PROVIDED RECORDS
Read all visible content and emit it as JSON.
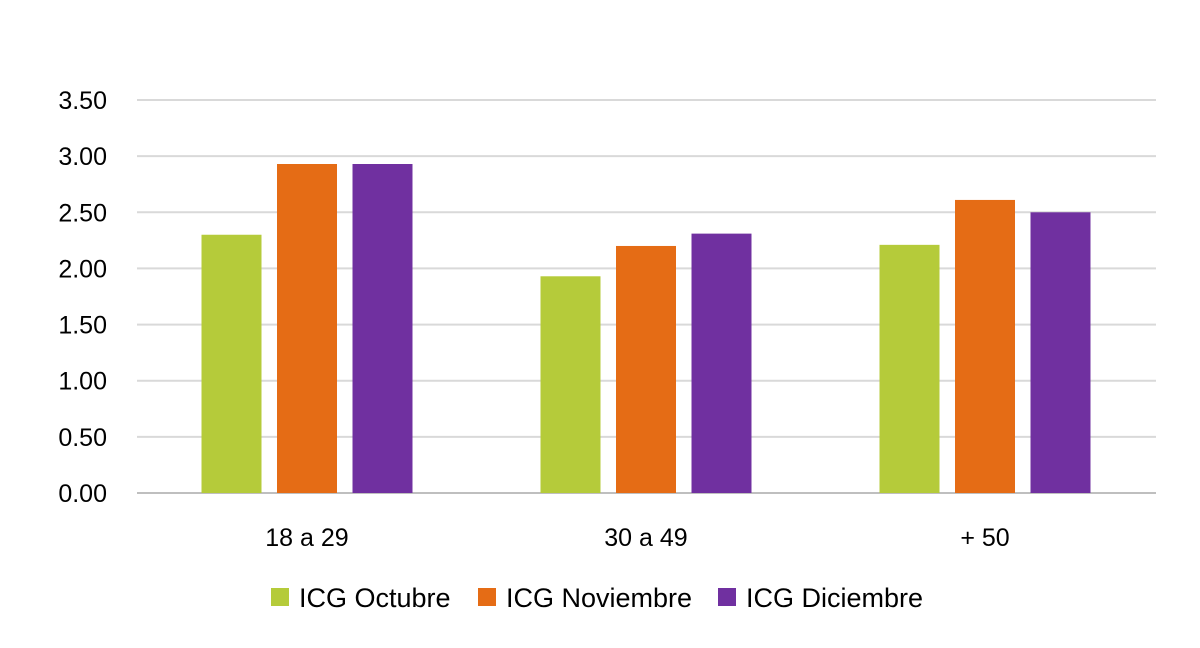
{
  "chart_data": {
    "type": "bar",
    "title": "",
    "xlabel": "",
    "ylabel": "",
    "categories": [
      "18 a 29",
      "30 a 49",
      "+ 50"
    ],
    "series": [
      {
        "name": "ICG Octubre",
        "color": "#B5CB3A",
        "values": [
          2.3,
          1.93,
          2.21
        ]
      },
      {
        "name": "ICG Noviembre",
        "color": "#E56C15",
        "values": [
          2.93,
          2.2,
          2.61
        ]
      },
      {
        "name": "ICG Diciembre",
        "color": "#7030A0",
        "values": [
          2.93,
          2.31,
          2.5
        ]
      }
    ],
    "yticks": [
      "0.00",
      "0.50",
      "1.00",
      "1.50",
      "2.00",
      "2.50",
      "3.00",
      "3.50"
    ],
    "ylim": [
      0,
      3.5
    ],
    "grid": true,
    "legend_position": "bottom"
  }
}
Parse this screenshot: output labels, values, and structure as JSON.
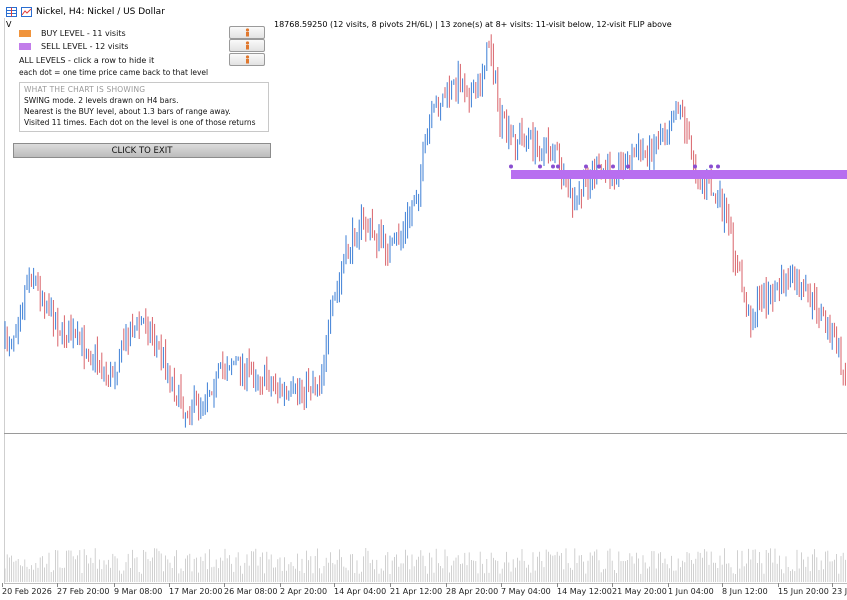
{
  "header": {
    "title": "Nickel, H4:  Nickel / US Dollar"
  },
  "info_bar": {
    "prefix": "V",
    "price_text": "18768.59250 (12 visits, 8 pivots 2H/6L)  |   13 zone(s) at 8+ visits: 11-visit below, 12-visit FLIP above"
  },
  "panel": {
    "rows": [
      {
        "label": "BUY LEVEL  -  11 visits",
        "color": "#f0943c"
      },
      {
        "label": "SELL LEVEL  -  12 visits",
        "color": "#c27dea"
      },
      {
        "label": "ALL LEVELS  - click a row to hide it",
        "color": ""
      }
    ],
    "note": "each dot = one time price came back to that level",
    "box": {
      "title": "WHAT THE CHART IS SHOWING",
      "lines": [
        "SWING mode. 2 levels drawn on H4 bars.",
        "Nearest is the BUY level, about 1.3 bars of range away.",
        "Visited 11 times. Each dot on the level is one of those returns"
      ]
    },
    "exit_label": "CLICK TO EXIT"
  },
  "x_axis": {
    "labels": [
      "20 Feb 2026",
      "27 Feb 20:00",
      "9 Mar 08:00",
      "17 Mar 20:00",
      "26 Mar 08:00",
      "2 Apr 20:00",
      "14 Apr 04:00",
      "21 Apr 12:00",
      "28 Apr 20:00",
      "7 May 04:00",
      "14 May 12:00",
      "21 May 20:00",
      "1 Jun 04:00",
      "8 Jun 12:00",
      "15 Jun 20:00",
      "23 J"
    ]
  },
  "colors": {
    "bull": "#3d7fd6",
    "bear": "#d9626a",
    "zone": "#b86ef0",
    "dot": "#8a4ed0"
  }
}
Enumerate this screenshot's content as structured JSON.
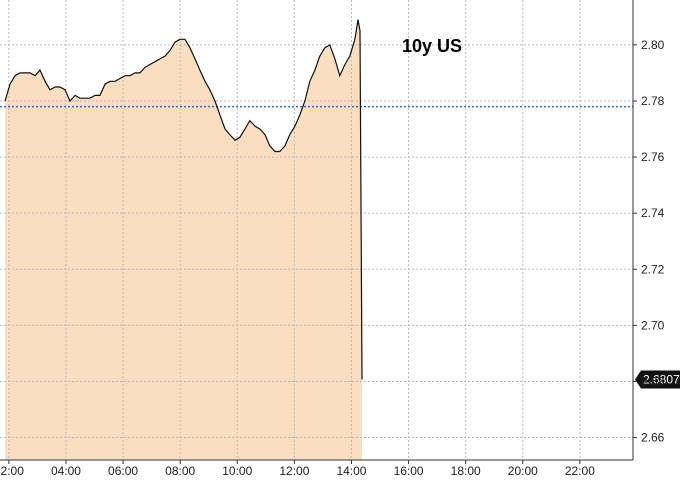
{
  "chart_data": {
    "type": "area",
    "annotation": "10y US",
    "xlim": [
      1.69,
      23.86
    ],
    "ylim": [
      2.652,
      2.816
    ],
    "xticks": [
      {
        "value": 2,
        "label": "02:00"
      },
      {
        "value": 4,
        "label": "04:00"
      },
      {
        "value": 6,
        "label": "06:00"
      },
      {
        "value": 8,
        "label": "08:00"
      },
      {
        "value": 10,
        "label": "10:00"
      },
      {
        "value": 12,
        "label": "12:00"
      },
      {
        "value": 14,
        "label": "14:00"
      },
      {
        "value": 16,
        "label": "16:00"
      },
      {
        "value": 18,
        "label": "18:00"
      },
      {
        "value": 20,
        "label": "20:00"
      },
      {
        "value": 22,
        "label": "22:00"
      }
    ],
    "yticks": [
      2.66,
      2.68,
      {
        "value": 2.7,
        "label": "2.70"
      },
      2.72,
      2.74,
      2.76,
      2.78,
      {
        "value": 2.8,
        "label": "2.80"
      }
    ],
    "grid": true,
    "reference_line": 2.778,
    "reference_color": "#2f6fd6",
    "x": [
      1.87,
      2.04,
      2.22,
      2.39,
      2.57,
      2.74,
      2.92,
      3.09,
      3.27,
      3.44,
      3.62,
      3.79,
      3.97,
      4.14,
      4.32,
      4.49,
      4.67,
      4.84,
      5.02,
      5.19,
      5.37,
      5.54,
      5.72,
      5.89,
      6.07,
      6.24,
      6.42,
      6.59,
      6.77,
      6.94,
      7.12,
      7.29,
      7.47,
      7.64,
      7.82,
      7.99,
      8.17,
      8.34,
      8.52,
      8.69,
      8.87,
      9.04,
      9.22,
      9.39,
      9.57,
      9.74,
      9.92,
      10.09,
      10.27,
      10.44,
      10.62,
      10.79,
      10.97,
      11.14,
      11.32,
      11.49,
      11.67,
      11.84,
      12.02,
      12.19,
      12.37,
      12.54,
      12.72,
      12.89,
      13.07,
      13.24,
      13.42,
      13.59,
      13.77,
      13.94,
      14.12,
      14.23,
      14.3,
      14.37
    ],
    "series": [
      {
        "name": "10y US",
        "color": "#111111",
        "fill": "#fbddc0",
        "values": [
          2.78,
          2.786,
          2.789,
          2.79,
          2.79,
          2.79,
          2.789,
          2.791,
          2.787,
          2.784,
          2.785,
          2.785,
          2.784,
          2.78,
          2.782,
          2.781,
          2.781,
          2.781,
          2.782,
          2.782,
          2.786,
          2.787,
          2.787,
          2.788,
          2.789,
          2.789,
          2.79,
          2.79,
          2.792,
          2.793,
          2.794,
          2.795,
          2.796,
          2.798,
          2.801,
          2.802,
          2.802,
          2.799,
          2.795,
          2.791,
          2.787,
          2.784,
          2.78,
          2.775,
          2.77,
          2.768,
          2.766,
          2.767,
          2.77,
          2.773,
          2.771,
          2.77,
          2.768,
          2.764,
          2.762,
          2.762,
          2.764,
          2.768,
          2.771,
          2.775,
          2.78,
          2.787,
          2.791,
          2.796,
          2.799,
          2.8,
          2.795,
          2.789,
          2.793,
          2.796,
          2.802,
          2.809,
          2.805,
          2.6807
        ]
      }
    ]
  }
}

THE TASK
Retype the records exactly. Any image in them should not appear in what you write.

PROBLEM SOLUTION
Read all visible content and emit it as JSON.
{
  "chart_data": {
    "type": "bar",
    "title": "",
    "xlabel": "",
    "ylabel": "",
    "categories": [
      "18 a 29",
      "30 a 49",
      "+ 50"
    ],
    "series": [
      {
        "name": "ICG Octubre",
        "color": "#B5CB3A",
        "values": [
          2.3,
          1.93,
          2.21
        ]
      },
      {
        "name": "ICG Noviembre",
        "color": "#E56C15",
        "values": [
          2.93,
          2.2,
          2.61
        ]
      },
      {
        "name": "ICG Diciembre",
        "color": "#7030A0",
        "values": [
          2.93,
          2.31,
          2.5
        ]
      }
    ],
    "yticks": [
      "0.00",
      "0.50",
      "1.00",
      "1.50",
      "2.00",
      "2.50",
      "3.00",
      "3.50"
    ],
    "ylim": [
      0,
      3.5
    ],
    "grid": true,
    "legend_position": "bottom"
  }
}
Parse this screenshot: output labels, values, and structure as JSON.
{
  "header": {
    "title": "Nickel, H4:  Nickel / US Dollar"
  },
  "info_bar": {
    "prefix": "V",
    "price_text": "18768.59250 (12 visits, 8 pivots 2H/6L)  |   13 zone(s) at 8+ visits: 11-visit below, 12-visit FLIP above"
  },
  "panel": {
    "rows": [
      {
        "label": "BUY LEVEL  -  11 visits",
        "color": "#f0943c"
      },
      {
        "label": "SELL LEVEL  -  12 visits",
        "color": "#c27dea"
      },
      {
        "label": "ALL LEVELS  - click a row to hide it",
        "color": ""
      }
    ],
    "note": "each dot = one time price came back to that level",
    "box": {
      "title": "WHAT THE CHART IS SHOWING",
      "lines": [
        "SWING mode. 2 levels drawn on H4 bars.",
        "Nearest is the BUY level, about 1.3 bars of range away.",
        "Visited 11 times. Each dot on the level is one of those returns"
      ]
    },
    "exit_label": "CLICK TO EXIT"
  },
  "x_axis": {
    "labels": [
      "20 Feb 2026",
      "27 Feb 20:00",
      "9 Mar 08:00",
      "17 Mar 20:00",
      "26 Mar 08:00",
      "2 Apr 20:00",
      "14 Apr 04:00",
      "21 Apr 12:00",
      "28 Apr 20:00",
      "7 May 04:00",
      "14 May 12:00",
      "21 May 20:00",
      "1 Jun 04:00",
      "8 Jun 12:00",
      "15 Jun 20:00",
      "23 J"
    ]
  },
  "colors": {
    "bull": "#3d7fd6",
    "bear": "#d9626a",
    "zone": "#b86ef0",
    "dot": "#8a4ed0"
  }
}
Enumerate this screenshot's content as structured JSON.
{
  "chart_data": {
    "type": "area",
    "annotation": "10y US",
    "xlim": [
      1.69,
      23.86
    ],
    "ylim": [
      2.652,
      2.816
    ],
    "xticks": [
      {
        "value": 2,
        "label": "02:00"
      },
      {
        "value": 4,
        "label": "04:00"
      },
      {
        "value": 6,
        "label": "06:00"
      },
      {
        "value": 8,
        "label": "08:00"
      },
      {
        "value": 10,
        "label": "10:00"
      },
      {
        "value": 12,
        "label": "12:00"
      },
      {
        "value": 14,
        "label": "14:00"
      },
      {
        "value": 16,
        "label": "16:00"
      },
      {
        "value": 18,
        "label": "18:00"
      },
      {
        "value": 20,
        "label": "20:00"
      },
      {
        "value": 22,
        "label": "22:00"
      }
    ],
    "yticks": [
      2.66,
      2.68,
      {
        "value": 2.7,
        "label": "2.70"
      },
      2.72,
      2.74,
      2.76,
      2.78,
      {
        "value": 2.8,
        "label": "2.80"
      }
    ],
    "grid": true,
    "reference_line": 2.778,
    "reference_color": "#2f6fd6",
    "x": [
      1.87,
      2.04,
      2.22,
      2.39,
      2.57,
      2.74,
      2.92,
      3.09,
      3.27,
      3.44,
      3.62,
      3.79,
      3.97,
      4.14,
      4.32,
      4.49,
      4.67,
      4.84,
      5.02,
      5.19,
      5.37,
      5.54,
      5.72,
      5.89,
      6.07,
      6.24,
      6.42,
      6.59,
      6.77,
      6.94,
      7.12,
      7.29,
      7.47,
      7.64,
      7.82,
      7.99,
      8.17,
      8.34,
      8.52,
      8.69,
      8.87,
      9.04,
      9.22,
      9.39,
      9.57,
      9.74,
      9.92,
      10.09,
      10.27,
      10.44,
      10.62,
      10.79,
      10.97,
      11.14,
      11.32,
      11.49,
      11.67,
      11.84,
      12.02,
      12.19,
      12.37,
      12.54,
      12.72,
      12.89,
      13.07,
      13.24,
      13.42,
      13.59,
      13.77,
      13.94,
      14.12,
      14.23,
      14.3,
      14.37
    ],
    "series": [
      {
        "name": "10y US",
        "color": "#111111",
        "fill": "#fbddc0",
        "values": [
          2.78,
          2.786,
          2.789,
          2.79,
          2.79,
          2.79,
          2.789,
          2.791,
          2.787,
          2.784,
          2.785,
          2.785,
          2.784,
          2.78,
          2.782,
          2.781,
          2.781,
          2.781,
          2.782,
          2.782,
          2.786,
          2.787,
          2.787,
          2.788,
          2.789,
          2.789,
          2.79,
          2.79,
          2.792,
          2.793,
          2.794,
          2.795,
          2.796,
          2.798,
          2.801,
          2.802,
          2.802,
          2.799,
          2.795,
          2.791,
          2.787,
          2.784,
          2.78,
          2.775,
          2.77,
          2.768,
          2.766,
          2.767,
          2.77,
          2.773,
          2.771,
          2.77,
          2.768,
          2.764,
          2.762,
          2.762,
          2.764,
          2.768,
          2.771,
          2.775,
          2.78,
          2.787,
          2.791,
          2.796,
          2.799,
          2.8,
          2.795,
          2.789,
          2.793,
          2.796,
          2.802,
          2.809,
          2.805,
          2.6807
        ]
      }
    ]
  }
}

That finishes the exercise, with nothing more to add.